- **WHAT THIS TASK INVOLVES**
Reproduce all records verbatim.

- **DATA TO USE**
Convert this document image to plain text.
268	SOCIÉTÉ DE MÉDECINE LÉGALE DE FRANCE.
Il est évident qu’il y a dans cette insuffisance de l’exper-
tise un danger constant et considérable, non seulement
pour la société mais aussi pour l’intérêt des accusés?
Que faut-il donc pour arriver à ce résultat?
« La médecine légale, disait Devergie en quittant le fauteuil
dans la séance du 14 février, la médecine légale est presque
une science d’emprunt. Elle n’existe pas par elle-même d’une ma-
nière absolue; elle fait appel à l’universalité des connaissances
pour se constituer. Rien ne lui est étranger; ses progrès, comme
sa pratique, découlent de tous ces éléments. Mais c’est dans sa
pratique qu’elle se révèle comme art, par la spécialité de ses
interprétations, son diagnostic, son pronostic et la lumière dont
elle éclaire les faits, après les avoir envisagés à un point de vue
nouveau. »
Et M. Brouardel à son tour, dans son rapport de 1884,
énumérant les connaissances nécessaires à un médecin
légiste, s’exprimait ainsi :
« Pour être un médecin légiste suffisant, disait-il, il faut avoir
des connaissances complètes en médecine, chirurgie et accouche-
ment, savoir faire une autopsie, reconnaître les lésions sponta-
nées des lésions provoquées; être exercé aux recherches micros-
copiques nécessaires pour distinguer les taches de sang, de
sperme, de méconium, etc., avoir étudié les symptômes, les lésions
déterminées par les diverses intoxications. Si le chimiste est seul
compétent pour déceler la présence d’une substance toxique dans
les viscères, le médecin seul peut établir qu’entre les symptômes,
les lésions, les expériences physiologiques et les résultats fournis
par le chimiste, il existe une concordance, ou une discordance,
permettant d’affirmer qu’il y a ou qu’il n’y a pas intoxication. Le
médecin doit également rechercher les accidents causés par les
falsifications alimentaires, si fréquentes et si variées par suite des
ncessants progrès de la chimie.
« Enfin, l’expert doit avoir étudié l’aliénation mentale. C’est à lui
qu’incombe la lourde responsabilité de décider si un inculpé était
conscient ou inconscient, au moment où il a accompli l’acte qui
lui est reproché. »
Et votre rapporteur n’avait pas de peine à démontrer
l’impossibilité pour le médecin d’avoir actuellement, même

- **THE RESPONSE**
Convert this document image to plain text.
268	SOCIÉTÉ DE MÉDECINE LÉGALE DE FRANCE.
Il est évident qu’il y a dans cette insuffisance de l’exper-
tise un danger constant et considérable, non seulement
pour la société mais aussi pour l’intérêt des accusés?
Que faut-il donc pour arriver à ce résultat?
« La médecine légale, disait Devergie en quittant le fauteuil
dans la séance du 14 février, la médecine légale est presque
une science d’emprunt. Elle n’existe pas par elle-même d’une ma-
nière absolue; elle fait appel à l’universalité des connaissances
pour se constituer. Rien ne lui est étranger; ses progrès, comme
sa pratique, découlent de tous ces éléments. Mais c’est dans sa
pratique qu’elle se révèle comme art, par la spécialité de ses
interprétations, son diagnostic, son pronostic et la lumière dont
elle éclaire les faits, après les avoir envisagés à un point de vue
nouveau. »
Et M. Brouardel à son tour, dans son rapport de 1884,
énumérant les connaissances nécessaires à un médecin
légiste, s’exprimait ainsi :
« Pour être un médecin légiste suffisant, disait-il, il faut avoir
des connaissances complètes en médecine, chirurgie et accouche-
ment, savoir faire une autopsie, reconnaître les lésions sponta-
nées des lésions provoquées; être exercé aux recherches micros-
copiques nécessaires pour distinguer les taches de sang, de
sperme, de méconium, etc., avoir étudié les symptômes, les lésions
déterminées par les diverses intoxications. Si le chimiste est seul
compétent pour déceler la présence d’une substance toxique dans
les viscères, le médecin seul peut établir qu’entre les symptômes,
les lésions, les expériences physiologiques et les résultats fournis
par le chimiste, il existe une concordance, ou une discordance,
permettant d’affirmer qu’il y a ou qu’il n’y a pas intoxication. Le
médecin doit également rechercher les accidents causés par les
falsifications alimentaires, si fréquentes et si variées par suite des
ncessants progrès de la chimie.
« Enfin, l’expert doit avoir étudié l’aliénation mentale. C’est à lui
qu’incombe la lourde responsabilité de décider si un inculpé était
conscient ou inconscient, au moment où il a accompli l’acte qui
lui est reproché. »
Et votre rapporteur n’avait pas de peine à démontrer
l’impossibilité pour le médecin d’avoir actuellement, même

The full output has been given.